--- Start of STORED ROWS ---

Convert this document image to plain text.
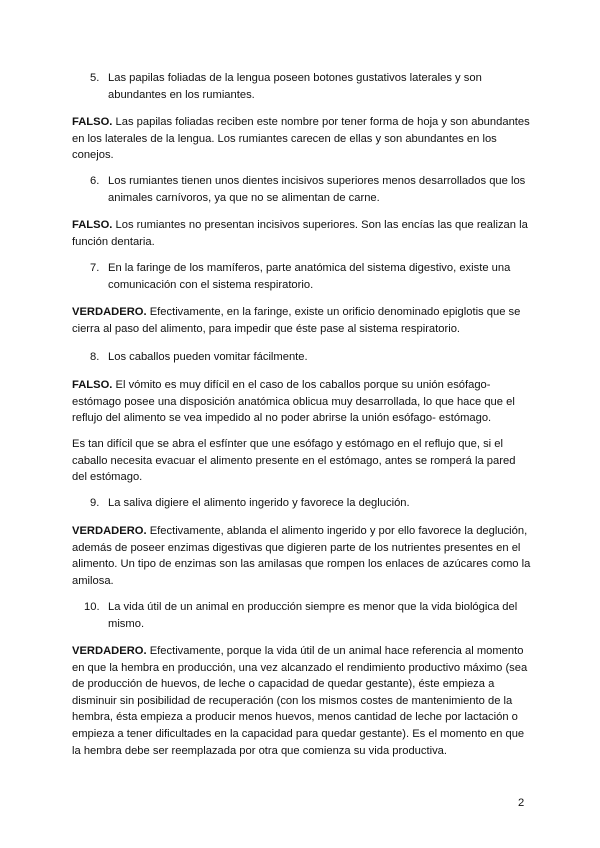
5. Las papilas foliadas de la lengua poseen botones gustativos laterales y son abundantes en los rumiantes.
FALSO. Las papilas foliadas reciben este nombre por tener forma de hoja y son abundantes en los laterales de la lengua. Los rumiantes carecen de ellas y son abundantes en los conejos.
6. Los rumiantes tienen unos dientes incisivos superiores menos desarrollados que los animales carnívoros, ya que no se alimentan de carne.
FALSO. Los rumiantes no presentan incisivos superiores. Son las encías las que realizan la función dentaria.
7. En la faringe de los mamíferos, parte anatómica del sistema digestivo, existe una comunicación con el sistema respiratorio.
VERDADERO. Efectivamente, en la faringe, existe un orificio denominado epiglotis que se cierra al paso del alimento, para impedir que éste pase al sistema respiratorio.
8. Los caballos pueden vomitar fácilmente.
FALSO. El vómito es muy difícil en el caso de los caballos porque su unión esófago-estómago posee una disposición anatómica oblicua muy desarrollada, lo que hace que el reflujo del alimento se vea impedido al no poder abrirse la unión esófago- estómago.
Es tan difícil que se abra el esfínter que une esófago y estómago en el reflujo que, si el caballo necesita evacuar el alimento presente en el estómago, antes se romperá la pared del estómago.
9. La saliva digiere el alimento ingerido y favorece la deglución.
VERDADERO. Efectivamente, ablanda el alimento ingerido y por ello favorece la deglución, además de poseer enzimas digestivas que digieren parte de los nutrientes presentes en el alimento. Un tipo de enzimas son las amilasas que rompen los enlaces de azúcares como la amilosa.
10. La vida útil de un animal en producción siempre es menor que la vida biológica del mismo.
VERDADERO. Efectivamente, porque la vida útil de un animal hace referencia al momento en que la hembra en producción, una vez alcanzado el rendimiento productivo máximo (sea de producción de huevos, de leche o capacidad de quedar gestante), éste empieza a disminuir sin posibilidad de recuperación (con los mismos costes de mantenimiento de la hembra, ésta empieza a producir menos huevos, menos cantidad de leche por lactación o empieza a tener dificultades en la capacidad para quedar gestante). Es el momento en que la hembra debe ser reemplazada por otra que comienza su vida productiva.
2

--- End of STORED ROWS ---

SHORT PROBLEM >> Without the pictures, output the full listing exactly as it stands.

WRITTEN SOLUTION >>
Convert this document image to plain text.
5. Las papilas foliadas de la lengua poseen botones gustativos laterales y son abundantes en los rumiantes.
FALSO. Las papilas foliadas reciben este nombre por tener forma de hoja y son abundantes en los laterales de la lengua. Los rumiantes carecen de ellas y son abundantes en los conejos.
6. Los rumiantes tienen unos dientes incisivos superiores menos desarrollados que los animales carnívoros, ya que no se alimentan de carne.
FALSO. Los rumiantes no presentan incisivos superiores. Son las encías las que realizan la función dentaria.
7. En la faringe de los mamíferos, parte anatómica del sistema digestivo, existe una comunicación con el sistema respiratorio.
VERDADERO. Efectivamente, en la faringe, existe un orificio denominado epiglotis que se cierra al paso del alimento, para impedir que éste pase al sistema respiratorio.
8. Los caballos pueden vomitar fácilmente.
FALSO. El vómito es muy difícil en el caso de los caballos porque su unión esófago-estómago posee una disposición anatómica oblicua muy desarrollada, lo que hace que el reflujo del alimento se vea impedido al no poder abrirse la unión esófago- estómago.
Es tan difícil que se abra el esfínter que une esófago y estómago en el reflujo que, si el caballo necesita evacuar el alimento presente en el estómago, antes se romperá la pared del estómago.
9. La saliva digiere el alimento ingerido y favorece la deglución.
VERDADERO. Efectivamente, ablanda el alimento ingerido y por ello favorece la deglución, además de poseer enzimas digestivas que digieren parte de los nutrientes presentes en el alimento. Un tipo de enzimas son las amilasas que rompen los enlaces de azúcares como la amilosa.
10. La vida útil de un animal en producción siempre es menor que la vida biológica del mismo.
VERDADERO. Efectivamente, porque la vida útil de un animal hace referencia al momento en que la hembra en producción, una vez alcanzado el rendimiento productivo máximo (sea de producción de huevos, de leche o capacidad de quedar gestante), éste empieza a disminuir sin posibilidad de recuperación (con los mismos costes de mantenimiento de la hembra, ésta empieza a producir menos huevos, menos cantidad de leche por lactación o empieza a tener dificultades en la capacidad para quedar gestante). Es el momento en que la hembra debe ser reemplazada por otra que comienza su vida productiva.
2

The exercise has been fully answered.